DATA ROWS:
# # #

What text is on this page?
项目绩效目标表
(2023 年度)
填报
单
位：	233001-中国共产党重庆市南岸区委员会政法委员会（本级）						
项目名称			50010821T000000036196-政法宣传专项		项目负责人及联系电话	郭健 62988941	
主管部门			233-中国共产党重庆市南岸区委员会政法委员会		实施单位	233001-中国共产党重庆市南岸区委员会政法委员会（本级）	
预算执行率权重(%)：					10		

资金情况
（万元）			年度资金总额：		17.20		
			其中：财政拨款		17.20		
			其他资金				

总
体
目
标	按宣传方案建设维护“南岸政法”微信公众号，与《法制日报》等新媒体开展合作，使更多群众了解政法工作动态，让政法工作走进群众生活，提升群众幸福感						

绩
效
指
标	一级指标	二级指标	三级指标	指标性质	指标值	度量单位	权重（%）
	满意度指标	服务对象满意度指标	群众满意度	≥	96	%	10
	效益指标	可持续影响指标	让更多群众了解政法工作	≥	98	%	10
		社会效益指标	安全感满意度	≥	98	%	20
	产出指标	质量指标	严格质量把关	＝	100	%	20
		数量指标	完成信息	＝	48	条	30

# # #

TASK PROMPT: Write the material out again word for word.

OUTPUT FOR THIS EXERCISE:
What text is on this page?
项目绩效目标表
(2023 年度)
填报
单
位：	233001-中国共产党重庆市南岸区委员会政法委员会（本级）						
项目名称			50010821T000000036196-政法宣传专项		项目负责人及联系电话	郭健 62988941	
主管部门			233-中国共产党重庆市南岸区委员会政法委员会		实施单位	233001-中国共产党重庆市南岸区委员会政法委员会（本级）	
预算执行率权重(%)：					10		

资金情况
（万元）			年度资金总额：		17.20		
			其中：财政拨款		17.20		
			其他资金				

总
体
目
标	按宣传方案建设维护“南岸政法”微信公众号，与《法制日报》等新媒体开展合作，使更多群众了解政法工作动态，让政法工作走进群众生活，提升群众幸福感						

绩
效
指
标	一级指标	二级指标	三级指标	指标性质	指标值	度量单位	权重（%）
	满意度指标	服务对象满意度指标	群众满意度	≥	96	%	10
	效益指标	可持续影响指标	让更多群众了解政法工作	≥	98	%	10
		社会效益指标	安全感满意度	≥	98	%	20
	产出指标	质量指标	严格质量把关	＝	100	%	20
		数量指标	完成信息	＝	48	条	30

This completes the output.